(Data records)
★ ★ ★ ★

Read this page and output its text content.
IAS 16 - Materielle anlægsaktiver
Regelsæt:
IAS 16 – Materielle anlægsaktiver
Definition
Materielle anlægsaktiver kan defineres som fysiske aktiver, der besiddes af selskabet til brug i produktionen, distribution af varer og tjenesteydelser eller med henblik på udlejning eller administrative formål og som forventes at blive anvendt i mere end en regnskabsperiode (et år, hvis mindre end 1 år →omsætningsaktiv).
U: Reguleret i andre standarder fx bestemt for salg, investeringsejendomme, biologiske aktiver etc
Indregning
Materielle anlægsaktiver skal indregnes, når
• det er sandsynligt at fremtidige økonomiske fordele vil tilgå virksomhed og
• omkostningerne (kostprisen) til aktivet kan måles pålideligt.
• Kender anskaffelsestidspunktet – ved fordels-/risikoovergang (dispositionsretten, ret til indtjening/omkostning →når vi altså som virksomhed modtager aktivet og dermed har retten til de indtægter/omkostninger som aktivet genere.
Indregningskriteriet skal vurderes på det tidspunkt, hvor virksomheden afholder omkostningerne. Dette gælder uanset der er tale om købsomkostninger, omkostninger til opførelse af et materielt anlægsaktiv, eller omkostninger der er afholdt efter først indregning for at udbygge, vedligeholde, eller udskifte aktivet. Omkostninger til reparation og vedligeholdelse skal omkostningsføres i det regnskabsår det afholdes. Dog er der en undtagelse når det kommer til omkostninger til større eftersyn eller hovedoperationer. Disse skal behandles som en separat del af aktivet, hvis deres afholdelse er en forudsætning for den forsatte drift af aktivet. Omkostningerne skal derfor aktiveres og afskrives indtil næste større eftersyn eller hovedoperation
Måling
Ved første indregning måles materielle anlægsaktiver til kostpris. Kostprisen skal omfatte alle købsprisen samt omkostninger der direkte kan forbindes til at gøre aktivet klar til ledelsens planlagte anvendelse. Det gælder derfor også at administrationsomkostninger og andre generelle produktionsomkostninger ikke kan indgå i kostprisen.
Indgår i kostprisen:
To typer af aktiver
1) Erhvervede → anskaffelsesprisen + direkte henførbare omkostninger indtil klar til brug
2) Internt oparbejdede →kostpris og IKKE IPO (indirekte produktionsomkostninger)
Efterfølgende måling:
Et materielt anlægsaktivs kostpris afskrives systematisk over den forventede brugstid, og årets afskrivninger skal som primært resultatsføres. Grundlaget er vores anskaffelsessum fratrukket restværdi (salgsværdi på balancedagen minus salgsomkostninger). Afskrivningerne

★ ★ ★ ★

> _Stated goal_
Reproduce all of the entries word for word.

> _Answer to the task_
Read this page and output its text content.
IAS 16 - Materielle anlægsaktiver
Regelsæt:
IAS 16 – Materielle anlægsaktiver
Definition
Materielle anlægsaktiver kan defineres som fysiske aktiver, der besiddes af selskabet til brug i produktionen, distribution af varer og tjenesteydelser eller med henblik på udlejning eller administrative formål og som forventes at blive anvendt i mere end en regnskabsperiode (et år, hvis mindre end 1 år →omsætningsaktiv).
U: Reguleret i andre standarder fx bestemt for salg, investeringsejendomme, biologiske aktiver etc
Indregning
Materielle anlægsaktiver skal indregnes, når
• det er sandsynligt at fremtidige økonomiske fordele vil tilgå virksomhed og
• omkostningerne (kostprisen) til aktivet kan måles pålideligt.
• Kender anskaffelsestidspunktet – ved fordels-/risikoovergang (dispositionsretten, ret til indtjening/omkostning →når vi altså som virksomhed modtager aktivet og dermed har retten til de indtægter/omkostninger som aktivet genere.
Indregningskriteriet skal vurderes på det tidspunkt, hvor virksomheden afholder omkostningerne. Dette gælder uanset der er tale om købsomkostninger, omkostninger til opførelse af et materielt anlægsaktiv, eller omkostninger der er afholdt efter først indregning for at udbygge, vedligeholde, eller udskifte aktivet. Omkostninger til reparation og vedligeholdelse skal omkostningsføres i det regnskabsår det afholdes. Dog er der en undtagelse når det kommer til omkostninger til større eftersyn eller hovedoperationer. Disse skal behandles som en separat del af aktivet, hvis deres afholdelse er en forudsætning for den forsatte drift af aktivet. Omkostningerne skal derfor aktiveres og afskrives indtil næste større eftersyn eller hovedoperation
Måling
Ved første indregning måles materielle anlægsaktiver til kostpris. Kostprisen skal omfatte alle købsprisen samt omkostninger der direkte kan forbindes til at gøre aktivet klar til ledelsens planlagte anvendelse. Det gælder derfor også at administrationsomkostninger og andre generelle produktionsomkostninger ikke kan indgå i kostprisen.
Indgår i kostprisen:
To typer af aktiver
1) Erhvervede → anskaffelsesprisen + direkte henførbare omkostninger indtil klar til brug
2) Internt oparbejdede →kostpris og IKKE IPO (indirekte produktionsomkostninger)
Efterfølgende måling:
Et materielt anlægsaktivs kostpris afskrives systematisk over den forventede brugstid, og årets afskrivninger skal som primært resultatsføres. Grundlaget er vores anskaffelsessum fratrukket restværdi (salgsværdi på balancedagen minus salgsomkostninger). Afskrivningerne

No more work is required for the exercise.